STATED GOAL ->
Write out every record in full, exactly as written, please.

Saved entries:
......

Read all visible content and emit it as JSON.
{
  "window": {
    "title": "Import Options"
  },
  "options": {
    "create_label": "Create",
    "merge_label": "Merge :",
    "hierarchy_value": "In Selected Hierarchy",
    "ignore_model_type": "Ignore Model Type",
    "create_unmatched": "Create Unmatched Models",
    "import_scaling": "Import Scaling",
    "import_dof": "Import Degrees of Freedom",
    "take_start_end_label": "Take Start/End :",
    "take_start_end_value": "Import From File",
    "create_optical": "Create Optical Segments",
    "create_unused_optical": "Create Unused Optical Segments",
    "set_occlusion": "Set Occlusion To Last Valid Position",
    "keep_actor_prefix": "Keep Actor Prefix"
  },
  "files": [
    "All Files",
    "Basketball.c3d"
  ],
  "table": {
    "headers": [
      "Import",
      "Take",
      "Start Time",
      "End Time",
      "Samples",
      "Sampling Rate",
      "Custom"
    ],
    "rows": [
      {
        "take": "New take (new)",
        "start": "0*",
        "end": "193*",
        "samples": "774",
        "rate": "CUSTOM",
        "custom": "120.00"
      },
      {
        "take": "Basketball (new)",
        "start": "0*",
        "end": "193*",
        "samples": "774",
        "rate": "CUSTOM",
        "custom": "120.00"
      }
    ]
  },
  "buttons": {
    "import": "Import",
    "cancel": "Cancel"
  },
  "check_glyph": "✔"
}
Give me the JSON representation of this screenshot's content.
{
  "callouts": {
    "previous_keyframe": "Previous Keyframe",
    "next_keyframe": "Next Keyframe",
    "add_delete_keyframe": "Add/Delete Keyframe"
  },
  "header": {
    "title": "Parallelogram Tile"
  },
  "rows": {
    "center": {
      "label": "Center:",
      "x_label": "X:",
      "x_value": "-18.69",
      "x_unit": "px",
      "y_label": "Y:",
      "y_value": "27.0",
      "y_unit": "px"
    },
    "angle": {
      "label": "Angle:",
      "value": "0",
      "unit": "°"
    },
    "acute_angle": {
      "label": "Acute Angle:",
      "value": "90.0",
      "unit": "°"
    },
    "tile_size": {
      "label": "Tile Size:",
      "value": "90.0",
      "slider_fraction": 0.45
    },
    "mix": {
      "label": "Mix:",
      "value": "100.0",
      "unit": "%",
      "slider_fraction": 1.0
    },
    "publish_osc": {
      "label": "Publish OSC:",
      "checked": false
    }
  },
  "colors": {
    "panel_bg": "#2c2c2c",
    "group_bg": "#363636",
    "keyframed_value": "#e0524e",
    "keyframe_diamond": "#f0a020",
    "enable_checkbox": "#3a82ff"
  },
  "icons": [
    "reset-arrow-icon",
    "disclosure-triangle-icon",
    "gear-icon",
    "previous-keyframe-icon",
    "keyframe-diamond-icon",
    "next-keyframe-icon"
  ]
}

......

TASK SOLUTION ->
Read all visible content and emit it as JSON.
{
  "window": {
    "title": "Import Options"
  },
  "options": {
    "create_label": "Create",
    "merge_label": "Merge :",
    "hierarchy_value": "In Selected Hierarchy",
    "ignore_model_type": "Ignore Model Type",
    "create_unmatched": "Create Unmatched Models",
    "import_scaling": "Import Scaling",
    "import_dof": "Import Degrees of Freedom",
    "take_start_end_label": "Take Start/End :",
    "take_start_end_value": "Import From File",
    "create_optical": "Create Optical Segments",
    "create_unused_optical": "Create Unused Optical Segments",
    "set_occlusion": "Set Occlusion To Last Valid Position",
    "keep_actor_prefix": "Keep Actor Prefix"
  },
  "files": [
    "All Files",
    "Basketball.c3d"
  ],
  "table": {
    "headers": [
      "Import",
      "Take",
      "Start Time",
      "End Time",
      "Samples",
      "Sampling Rate",
      "Custom"
    ],
    "rows": [
      {
        "take": "New take (new)",
        "start": "0*",
        "end": "193*",
        "samples": "774",
        "rate": "CUSTOM",
        "custom": "120.00"
      },
      {
        "take": "Basketball (new)",
        "start": "0*",
        "end": "193*",
        "samples": "774",
        "rate": "CUSTOM",
        "custom": "120.00"
      }
    ]
  },
  "buttons": {
    "import": "Import",
    "cancel": "Cancel"
  },
  "check_glyph": "✔"
}
Give me the JSON representation of this screenshot's content.
{
  "callouts": {
    "previous_keyframe": "Previous Keyframe",
    "next_keyframe": "Next Keyframe",
    "add_delete_keyframe": "Add/Delete Keyframe"
  },
  "header": {
    "title": "Parallelogram Tile"
  },
  "rows": {
    "center": {
      "label": "Center:",
      "x_label": "X:",
      "x_value": "-18.69",
      "x_unit": "px",
      "y_label": "Y:",
      "y_value": "27.0",
      "y_unit": "px"
    },
    "angle": {
      "label": "Angle:",
      "value": "0",
      "unit": "°"
    },
    "acute_angle": {
      "label": "Acute Angle:",
      "value": "90.0",
      "unit": "°"
    },
    "tile_size": {
      "label": "Tile Size:",
      "value": "90.0",
      "slider_fraction": 0.45
    },
    "mix": {
      "label": "Mix:",
      "value": "100.0",
      "unit": "%",
      "slider_fraction": 1.0
    },
    "publish_osc": {
      "label": "Publish OSC:",
      "checked": false
    }
  },
  "colors": {
    "panel_bg": "#2c2c2c",
    "group_bg": "#363636",
    "keyframed_value": "#e0524e",
    "keyframe_diamond": "#f0a020",
    "enable_checkbox": "#3a82ff"
  },
  "icons": [
    "reset-arrow-icon",
    "disclosure-triangle-icon",
    "gear-icon",
    "previous-keyframe-icon",
    "keyframe-diamond-icon",
    "next-keyframe-icon"
  ]
}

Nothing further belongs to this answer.